▸ Task input
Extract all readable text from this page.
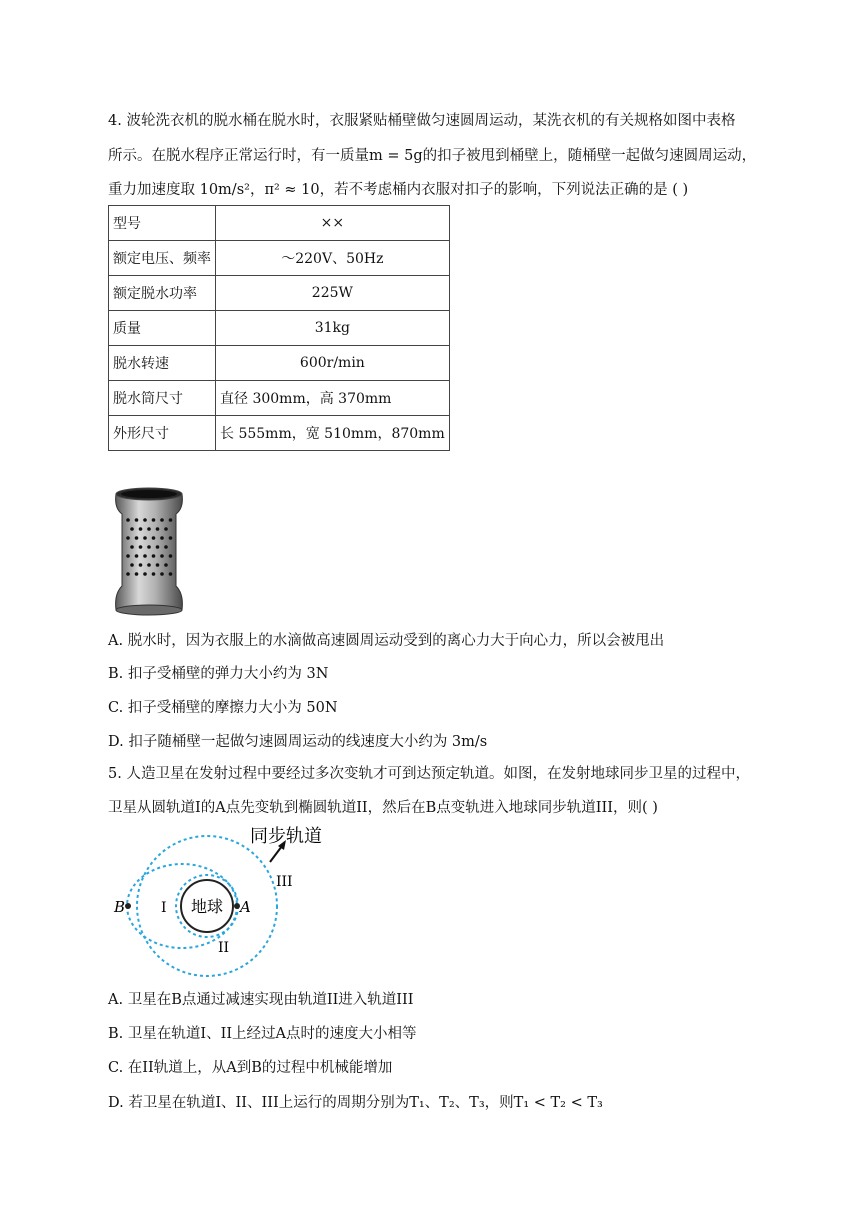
4. 波轮洗衣机的脱水桶在脱水时，衣服紧贴桶壁做匀速圆周运动，某洗衣机的有关规格如图中表格
所示。在脱水程序正常运行时，有一质量m = 5g的扣子被甩到桶壁上，随桶壁一起做匀速圆周运动，
重力加速度取 10m/s²，π² ≈ 10，若不考虑桶内衣服对扣子的影响，下列说法正确的是 ( )
型号	××
额定电压、频率	～220V、50Hz
额定脱水功率	225W
质量	31kg
脱水转速	600r/min
脱水筒尺寸	直径 300mm，高 370mm
外形尺寸	长 555mm，宽 510mm，870mm
A. 脱水时，因为衣服上的水滴做高速圆周运动受到的离心力大于向心力，所以会被甩出
B. 扣子受桶壁的弹力大小约为 3N
C. 扣子受桶壁的摩擦力大小为 50N
D. 扣子随桶壁一起做匀速圆周运动的线速度大小约为 3m/s
5. 人造卫星在发射过程中要经过多次变轨才可到达预定轨道。如图，在发射地球同步卫星的过程中，
卫星从圆轨道I的A点先变轨到椭圆轨道II，然后在B点变轨进入地球同步轨道III，则( )
地球
B	A
I
II
III
同步轨道
A. 卫星在B点通过减速实现由轨道II进入轨道III
B. 卫星在轨道I、II上经过A点时的速度大小相等
C. 在II轨道上，从A到B的过程中机械能增加
D. 若卫星在轨道I、II、III上运行的周期分别为T₁、T₂、T₃，则T₁ < T₂ < T₃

▸ Task description
Every record above should come back exactly, but without its pictures.

▸ Result
Extract all readable text from this page.
4. 波轮洗衣机的脱水桶在脱水时，衣服紧贴桶壁做匀速圆周运动，某洗衣机的有关规格如图中表格
所示。在脱水程序正常运行时，有一质量m = 5g的扣子被甩到桶壁上，随桶壁一起做匀速圆周运动，
重力加速度取 10m/s²，π² ≈ 10，若不考虑桶内衣服对扣子的影响，下列说法正确的是 ( )
型号	××
额定电压、频率	～220V、50Hz
额定脱水功率	225W
质量	31kg
脱水转速	600r/min
脱水筒尺寸	直径 300mm，高 370mm
外形尺寸	长 555mm，宽 510mm，870mm
A. 脱水时，因为衣服上的水滴做高速圆周运动受到的离心力大于向心力，所以会被甩出
B. 扣子受桶壁的弹力大小约为 3N
C. 扣子受桶壁的摩擦力大小为 50N
D. 扣子随桶壁一起做匀速圆周运动的线速度大小约为 3m/s
5. 人造卫星在发射过程中要经过多次变轨才可到达预定轨道。如图，在发射地球同步卫星的过程中，
卫星从圆轨道I的A点先变轨到椭圆轨道II，然后在B点变轨进入地球同步轨道III，则( )
地球
B	A
I
II
III
同步轨道
A. 卫星在B点通过减速实现由轨道II进入轨道III
B. 卫星在轨道I、II上经过A点时的速度大小相等
C. 在II轨道上，从A到B的过程中机械能增加
D. 若卫星在轨道I、II、III上运行的周期分别为T₁、T₂、T₃，则T₁ < T₂ < T₃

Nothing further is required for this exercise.